(Data tied to figure images)
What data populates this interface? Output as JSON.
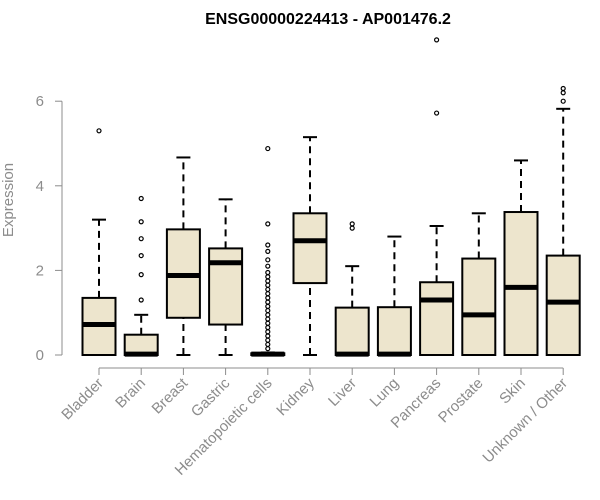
{
  "chart_data": {
    "type": "box",
    "title": "ENSG00000224413 - AP001476.2",
    "xlabel": "",
    "ylabel": "Expression",
    "ylim": [
      0,
      7.5
    ],
    "yticks": [
      0,
      2,
      4,
      6
    ],
    "grid": false,
    "legend": "none",
    "colors": {
      "box_fill": "#ede5cd",
      "box_stroke": "#000000",
      "axis": "#8c8c8c"
    },
    "categories": [
      "Bladder",
      "Brain",
      "Breast",
      "Gastric",
      "Hematopoietic cells",
      "Kidney",
      "Liver",
      "Lung",
      "Pancreas",
      "Prostate",
      "Skin",
      "Unknown / Other"
    ],
    "boxes": [
      {
        "category": "Bladder",
        "whisker_low": 0,
        "q1": 0,
        "median": 0.72,
        "q3": 1.35,
        "whisker_high": 3.2,
        "outliers": [
          5.3
        ]
      },
      {
        "category": "Brain",
        "whisker_low": 0,
        "q1": 0,
        "median": 0.02,
        "q3": 0.48,
        "whisker_high": 0.95,
        "outliers": [
          1.3,
          1.9,
          2.35,
          2.75,
          3.15,
          3.7
        ]
      },
      {
        "category": "Breast",
        "whisker_low": 0,
        "q1": 0.88,
        "median": 1.88,
        "q3": 2.97,
        "whisker_high": 4.67,
        "outliers": []
      },
      {
        "category": "Gastric",
        "whisker_low": 0,
        "q1": 0.72,
        "median": 2.18,
        "q3": 2.52,
        "whisker_high": 3.68,
        "outliers": []
      },
      {
        "category": "Hematopoietic cells",
        "whisker_low": 0,
        "q1": 0,
        "median": 0.02,
        "q3": 0.04,
        "whisker_high": 0.06,
        "outliers": [
          0.15,
          0.25,
          0.35,
          0.45,
          0.55,
          0.65,
          0.75,
          0.85,
          0.95,
          1.05,
          1.15,
          1.25,
          1.35,
          1.45,
          1.55,
          1.65,
          1.75,
          1.85,
          1.95,
          2.1,
          2.25,
          2.45,
          2.6,
          3.1,
          4.88
        ]
      },
      {
        "category": "Kidney",
        "whisker_low": 0,
        "q1": 1.7,
        "median": 2.7,
        "q3": 3.35,
        "whisker_high": 5.15,
        "outliers": []
      },
      {
        "category": "Liver",
        "whisker_low": 0,
        "q1": 0,
        "median": 0.02,
        "q3": 1.12,
        "whisker_high": 2.1,
        "outliers": [
          3.0,
          3.1
        ]
      },
      {
        "category": "Lung",
        "whisker_low": 0,
        "q1": 0,
        "median": 0.02,
        "q3": 1.13,
        "whisker_high": 2.8,
        "outliers": []
      },
      {
        "category": "Pancreas",
        "whisker_low": 0,
        "q1": 0,
        "median": 1.3,
        "q3": 1.72,
        "whisker_high": 3.05,
        "outliers": [
          5.72,
          7.45
        ]
      },
      {
        "category": "Prostate",
        "whisker_low": 0,
        "q1": 0,
        "median": 0.95,
        "q3": 2.28,
        "whisker_high": 3.35,
        "outliers": []
      },
      {
        "category": "Skin",
        "whisker_low": 0,
        "q1": 0,
        "median": 1.6,
        "q3": 3.38,
        "whisker_high": 4.6,
        "outliers": []
      },
      {
        "category": "Unknown / Other",
        "whisker_low": 0,
        "q1": 0,
        "median": 1.25,
        "q3": 2.35,
        "whisker_high": 5.82,
        "outliers": [
          6.0,
          6.2,
          6.3
        ]
      }
    ]
  }
}
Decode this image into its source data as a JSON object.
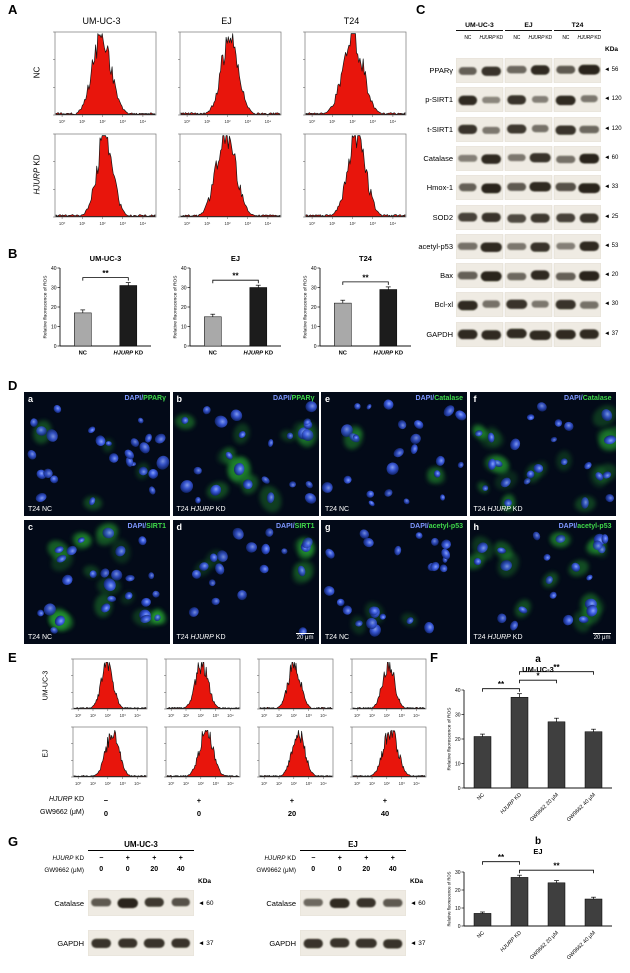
{
  "panelA": {
    "label": "A",
    "col_titles": [
      "UM-UC-3",
      "EJ",
      "T24"
    ],
    "row_labels": [
      "NC",
      "HJURP KD"
    ],
    "x_ticks": [
      "10⁰",
      "10¹",
      "10²",
      "10³",
      "10⁴"
    ]
  },
  "panelB": {
    "label": "B"
  },
  "chart_data": [
    {
      "id": "B-UM-UC-3",
      "panel": "B",
      "type": "bar",
      "title": "UM-UC-3",
      "categories": [
        "NC",
        "HJURP KD"
      ],
      "values": [
        17,
        31
      ],
      "errors": [
        1.5,
        1.5
      ],
      "ylabel": "Relative fluorescence of ROS",
      "ylim": [
        0,
        40
      ],
      "yticks": [
        0,
        10,
        20,
        30,
        40
      ],
      "bar_colors": [
        "#a9a9a9",
        "#1c1c1c"
      ],
      "significance": [
        {
          "from": 0,
          "to": 1,
          "label": "**",
          "row": 0
        }
      ],
      "rotate_labels": false
    },
    {
      "id": "B-EJ",
      "panel": "B",
      "type": "bar",
      "title": "EJ",
      "categories": [
        "NC",
        "HJURP KD"
      ],
      "values": [
        15,
        30
      ],
      "errors": [
        1.3,
        1.2
      ],
      "ylabel": "Relative fluorescence of ROS",
      "ylim": [
        0,
        40
      ],
      "yticks": [
        0,
        10,
        20,
        30,
        40
      ],
      "bar_colors": [
        "#a9a9a9",
        "#1c1c1c"
      ],
      "significance": [
        {
          "from": 0,
          "to": 1,
          "label": "**",
          "row": 0
        }
      ],
      "rotate_labels": false
    },
    {
      "id": "B-T24",
      "panel": "B",
      "type": "bar",
      "title": "T24",
      "categories": [
        "NC",
        "HJURP KD"
      ],
      "values": [
        22,
        29
      ],
      "errors": [
        1.5,
        1.3
      ],
      "ylabel": "Relative fluorescence of ROS",
      "ylim": [
        0,
        40
      ],
      "yticks": [
        0,
        10,
        20,
        30,
        40
      ],
      "bar_colors": [
        "#a9a9a9",
        "#1c1c1c"
      ],
      "significance": [
        {
          "from": 0,
          "to": 1,
          "label": "**",
          "row": 0
        }
      ],
      "rotate_labels": false
    },
    {
      "id": "F-a-UM-UC-3",
      "panel": "F",
      "letter": "a",
      "type": "bar",
      "title": "UM-UC-3",
      "categories": [
        "NC",
        "HJURP KD",
        "GW9662 20 μM",
        "GW9662 40 μM"
      ],
      "values": [
        21,
        37,
        27,
        23
      ],
      "errors": [
        1.0,
        1.5,
        1.5,
        1.0
      ],
      "ylabel": "Relative fluorescence of ROS",
      "ylim": [
        0,
        40
      ],
      "yticks": [
        0,
        10,
        20,
        30,
        40
      ],
      "bar_colors": [
        "#3f3f3f",
        "#3f3f3f",
        "#3f3f3f",
        "#3f3f3f"
      ],
      "significance": [
        {
          "from": 0,
          "to": 1,
          "label": "**",
          "row": 0
        },
        {
          "from": 1,
          "to": 2,
          "label": "*",
          "row": 1
        },
        {
          "from": 1,
          "to": 3,
          "label": "**",
          "row": 2
        }
      ],
      "rotate_labels": true
    },
    {
      "id": "F-b-EJ",
      "panel": "F",
      "letter": "b",
      "type": "bar",
      "title": "EJ",
      "categories": [
        "NC",
        "HJURP KD",
        "GW9662 20 μM",
        "GW9662 40 μM"
      ],
      "values": [
        7,
        27,
        24,
        15
      ],
      "errors": [
        0.8,
        1.2,
        1.2,
        1.0
      ],
      "ylabel": "Relative fluorescence of ROS",
      "ylim": [
        0,
        30
      ],
      "yticks": [
        0,
        10,
        20,
        30
      ],
      "bar_colors": [
        "#3f3f3f",
        "#3f3f3f",
        "#3f3f3f",
        "#3f3f3f"
      ],
      "significance": [
        {
          "from": 0,
          "to": 1,
          "label": "**",
          "row": 1
        },
        {
          "from": 1,
          "to": 3,
          "label": "**",
          "row": 0
        }
      ],
      "rotate_labels": true
    }
  ],
  "panelC": {
    "label": "C",
    "cell_lines": [
      "UM-UC-3",
      "EJ",
      "T24"
    ],
    "lane_labels": [
      "NC",
      "HJURP KD"
    ],
    "kda_label": "KDa",
    "rows": [
      {
        "protein": "PPARγ",
        "kda": "56",
        "bands": [
          0.55,
          0.85,
          0.5,
          0.9,
          0.6,
          0.95
        ]
      },
      {
        "protein": "p-SIRT1",
        "kda": "120",
        "bands": [
          0.9,
          0.3,
          0.85,
          0.35,
          0.9,
          0.4
        ]
      },
      {
        "protein": "t-SIRT1",
        "kda": "120",
        "bands": [
          0.85,
          0.4,
          0.8,
          0.45,
          0.85,
          0.5
        ]
      },
      {
        "protein": "Catalase",
        "kda": "60",
        "bands": [
          0.35,
          0.9,
          0.4,
          0.85,
          0.45,
          0.95
        ]
      },
      {
        "protein": "Hmox-1",
        "kda": "33",
        "bands": [
          0.55,
          0.95,
          0.6,
          0.9,
          0.65,
          0.95
        ]
      },
      {
        "protein": "SOD2",
        "kda": "25",
        "bands": [
          0.75,
          0.85,
          0.7,
          0.8,
          0.75,
          0.85
        ]
      },
      {
        "protein": "acetyl-p53",
        "kda": "53",
        "bands": [
          0.45,
          0.9,
          0.4,
          0.85,
          0.35,
          0.9
        ]
      },
      {
        "protein": "Bax",
        "kda": "20",
        "bands": [
          0.55,
          0.95,
          0.5,
          0.9,
          0.55,
          0.95
        ]
      },
      {
        "protein": "Bcl-xl",
        "kda": "30",
        "bands": [
          0.9,
          0.45,
          0.85,
          0.4,
          0.85,
          0.45
        ]
      },
      {
        "protein": "GAPDH",
        "kda": "37",
        "bands": [
          0.9,
          0.9,
          0.9,
          0.9,
          0.9,
          0.9
        ]
      }
    ]
  },
  "panelD": {
    "label": "D",
    "scale_label": "20 μm",
    "cells": [
      {
        "letter": "a",
        "stain": "DAPI/",
        "protein": "PPARγ",
        "condition": "T24 NC",
        "green": 0.12,
        "scale": ""
      },
      {
        "letter": "b",
        "stain": "DAPI/",
        "protein": "PPARγ",
        "condition": "T24 HJURP KD",
        "green": 0.5,
        "scale": ""
      },
      {
        "letter": "e",
        "stain": "DAPI/",
        "protein": "Catalase",
        "condition": "T24 NC",
        "green": 0.15,
        "scale": ""
      },
      {
        "letter": "f",
        "stain": "DAPI/",
        "protein": "Catalase",
        "condition": "T24 HJURP KD",
        "green": 0.65,
        "scale": ""
      },
      {
        "letter": "c",
        "stain": "DAPI/",
        "protein": "SIRT1",
        "condition": "T24 NC",
        "green": 0.7,
        "scale": ""
      },
      {
        "letter": "d",
        "stain": "DAPI/",
        "protein": "SIRT1",
        "condition": "T24 HJURP KD",
        "green": 0.35,
        "scale": "20 μm"
      },
      {
        "letter": "g",
        "stain": "DAPI/",
        "protein": "acetyl-p53",
        "condition": "T24 NC",
        "green": 0.12,
        "scale": ""
      },
      {
        "letter": "h",
        "stain": "DAPI/",
        "protein": "acetyl-p53",
        "condition": "T24 HJURP KD",
        "green": 0.6,
        "scale": "20 μm"
      }
    ]
  },
  "panelE": {
    "label": "E",
    "row_labels": [
      "UM-UC-3",
      "EJ"
    ],
    "conditions": [
      {
        "label": "HJURP KD",
        "values": [
          "−",
          "+",
          "+",
          "+"
        ]
      },
      {
        "label": "GW9662 (μM)",
        "values": [
          "0",
          "0",
          "20",
          "40"
        ]
      }
    ]
  },
  "panelF": {
    "label": "F"
  },
  "panelG": {
    "label": "G",
    "kda_label": "KDa",
    "groups": [
      {
        "cell_line": "UM-UC-3",
        "conditions": [
          {
            "label": "HJURP KD",
            "values": [
              "−",
              "+",
              "+",
              "+"
            ]
          },
          {
            "label": "GW9662 (μM)",
            "values": [
              "0",
              "0",
              "20",
              "40"
            ]
          }
        ],
        "rows": [
          {
            "protein": "Catalase",
            "kda": "60",
            "bands": [
              0.6,
              0.95,
              0.8,
              0.65
            ]
          },
          {
            "protein": "GAPDH",
            "kda": "37",
            "bands": [
              0.85,
              0.85,
              0.85,
              0.85
            ]
          }
        ]
      },
      {
        "cell_line": "EJ",
        "conditions": [
          {
            "label": "HJURP KD",
            "values": [
              "−",
              "+",
              "+",
              "+"
            ]
          },
          {
            "label": "GW9662 (μM)",
            "values": [
              "0",
              "0",
              "20",
              "40"
            ]
          }
        ],
        "rows": [
          {
            "protein": "Catalase",
            "kda": "60",
            "bands": [
              0.5,
              0.9,
              0.85,
              0.6
            ]
          },
          {
            "protein": "GAPDH",
            "kda": "37",
            "bands": [
              0.85,
              0.85,
              0.85,
              0.85
            ]
          }
        ]
      }
    ]
  },
  "colors": {
    "flow_fill": "#e8150c",
    "dapi_blue": "#3b5bdf",
    "stain_green": "#2ec437",
    "bar_gray": "#a9a9a9",
    "bar_black": "#1c1c1c"
  }
}
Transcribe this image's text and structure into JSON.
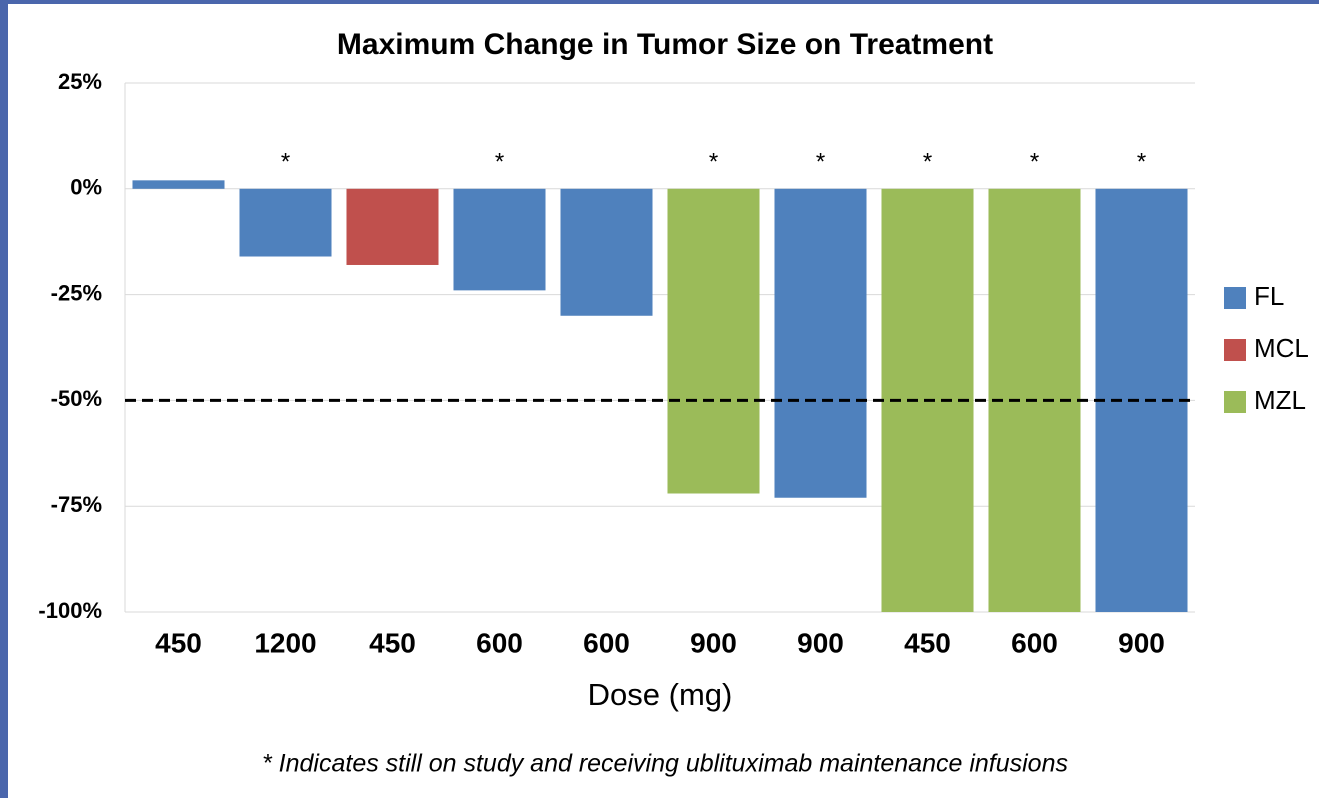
{
  "chart_data": {
    "type": "bar",
    "title": "Maximum  Change in Tumor Size on Treatment",
    "x_label": "Dose (mg)",
    "categories": [
      "450",
      "1200",
      "450",
      "600",
      "600",
      "900",
      "900",
      "450",
      "600",
      "900"
    ],
    "series": [
      {
        "name": "FL",
        "color": "#4f81bd",
        "values": [
          2,
          -16,
          null,
          -24,
          -30,
          null,
          -73,
          null,
          null,
          -100
        ]
      },
      {
        "name": "MCL",
        "color": "#c0504d",
        "values": [
          null,
          null,
          -18,
          null,
          null,
          null,
          null,
          null,
          null,
          null
        ]
      },
      {
        "name": "MZL",
        "color": "#9bbb59",
        "values": [
          null,
          null,
          null,
          null,
          null,
          -72,
          null,
          -100,
          -100,
          null
        ]
      }
    ],
    "annotations": [
      null,
      "*",
      null,
      "*",
      null,
      "*",
      "*",
      "*",
      "*",
      "*"
    ],
    "reference_line": -50,
    "ylim": [
      -100,
      25
    ],
    "yticks": [
      {
        "value": -100,
        "label": "-100%"
      },
      {
        "value": -75,
        "label": "-75%"
      },
      {
        "value": -50,
        "label": "-50%"
      },
      {
        "value": -25,
        "label": "-25%"
      },
      {
        "value": 0,
        "label": "0%"
      },
      {
        "value": 25,
        "label": "25%"
      }
    ],
    "grid": true,
    "legend": "right",
    "footnote": "* Indicates still on study and receiving ublituximab maintenance infusions"
  }
}
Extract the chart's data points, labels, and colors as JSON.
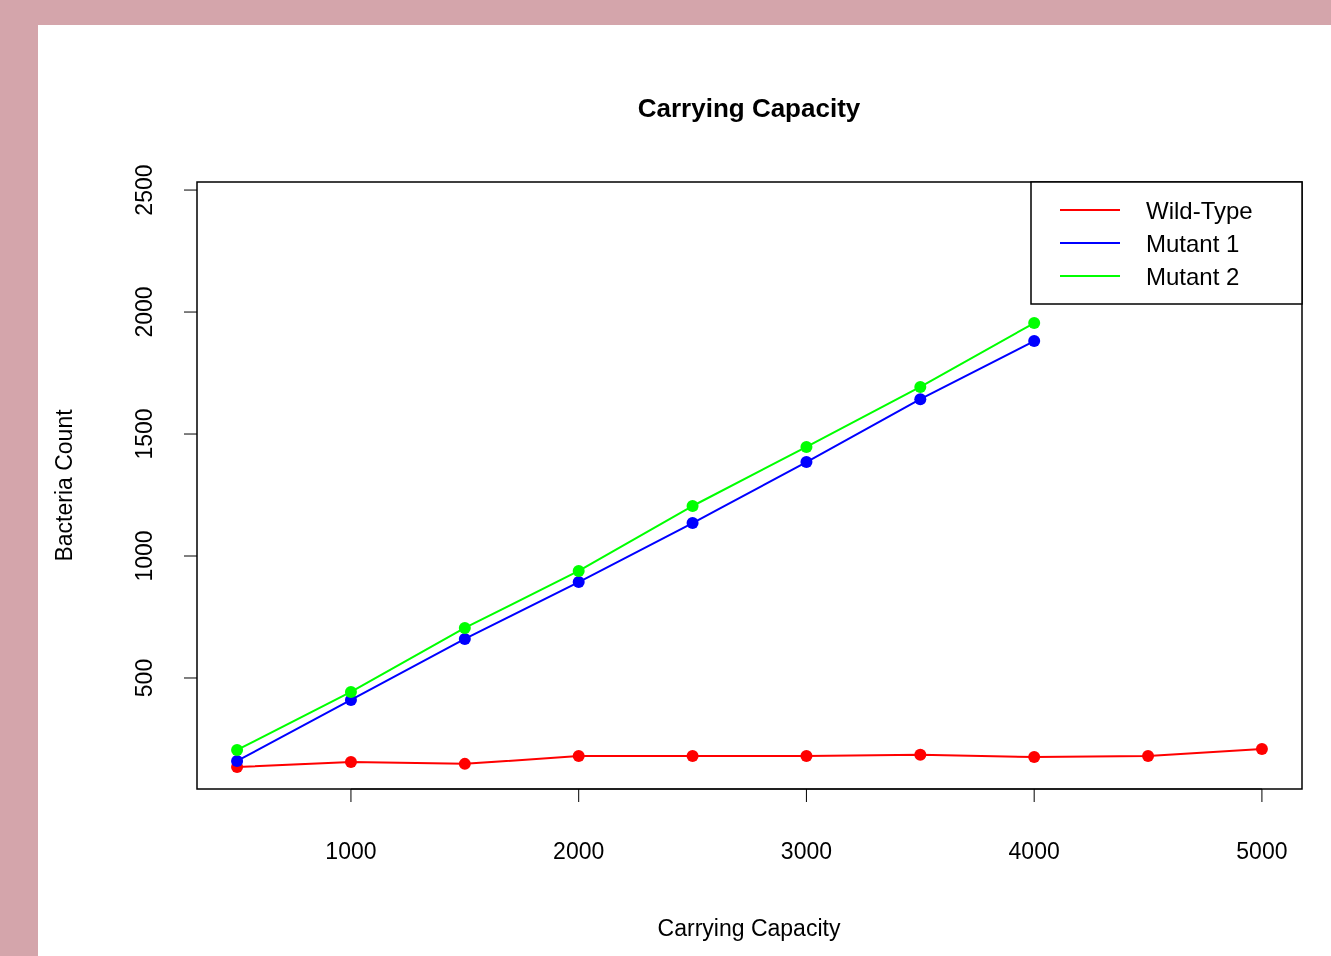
{
  "chart_data": {
    "type": "line",
    "title": "Carrying Capacity",
    "xlabel": "Carrying Capacity",
    "ylabel": "Bacteria Count",
    "x": [
      500,
      1000,
      1500,
      2000,
      2500,
      3000,
      3500,
      4000,
      4500,
      5000
    ],
    "series": [
      {
        "name": "Wild-Type",
        "color": "#ff0000",
        "values": [
          135,
          156,
          148,
          180,
          180,
          180,
          185,
          176,
          180,
          209
        ]
      },
      {
        "name": "Mutant 1",
        "color": "#0000ff",
        "values": [
          160,
          410,
          660,
          893,
          1135,
          1385,
          1643,
          1881,
          null,
          null
        ]
      },
      {
        "name": "Mutant 2",
        "color": "#00ff00",
        "values": [
          205,
          443,
          705,
          939,
          1205,
          1447,
          1693,
          1955,
          null,
          null
        ]
      }
    ],
    "xlim": [
      324,
      5176
    ],
    "xticks": [
      1000,
      2000,
      3000,
      4000,
      5000
    ],
    "ylim": [
      45,
      2533
    ],
    "yticks": [
      500,
      1000,
      1500,
      2000,
      2500
    ],
    "grid": false,
    "legend": "top right",
    "marker": "circle",
    "line_style": "solid"
  }
}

The problem: Go to the line that contains "Extract the chart's" and copy it and every line after it through the end of the entries, exactly, without the pictures.

Solution below:
Extract the chart's data points, labels, and colors as JSON.
{
  "chart_data": {
    "type": "line",
    "title": "Carrying Capacity",
    "xlabel": "Carrying Capacity",
    "ylabel": "Bacteria Count",
    "x": [
      500,
      1000,
      1500,
      2000,
      2500,
      3000,
      3500,
      4000,
      4500,
      5000
    ],
    "series": [
      {
        "name": "Wild-Type",
        "color": "#ff0000",
        "values": [
          135,
          156,
          148,
          180,
          180,
          180,
          185,
          176,
          180,
          209
        ]
      },
      {
        "name": "Mutant 1",
        "color": "#0000ff",
        "values": [
          160,
          410,
          660,
          893,
          1135,
          1385,
          1643,
          1881,
          null,
          null
        ]
      },
      {
        "name": "Mutant 2",
        "color": "#00ff00",
        "values": [
          205,
          443,
          705,
          939,
          1205,
          1447,
          1693,
          1955,
          null,
          null
        ]
      }
    ],
    "xlim": [
      324,
      5176
    ],
    "xticks": [
      1000,
      2000,
      3000,
      4000,
      5000
    ],
    "ylim": [
      45,
      2533
    ],
    "yticks": [
      500,
      1000,
      1500,
      2000,
      2500
    ],
    "grid": false,
    "legend": "top right",
    "marker": "circle",
    "line_style": "solid"
  }
}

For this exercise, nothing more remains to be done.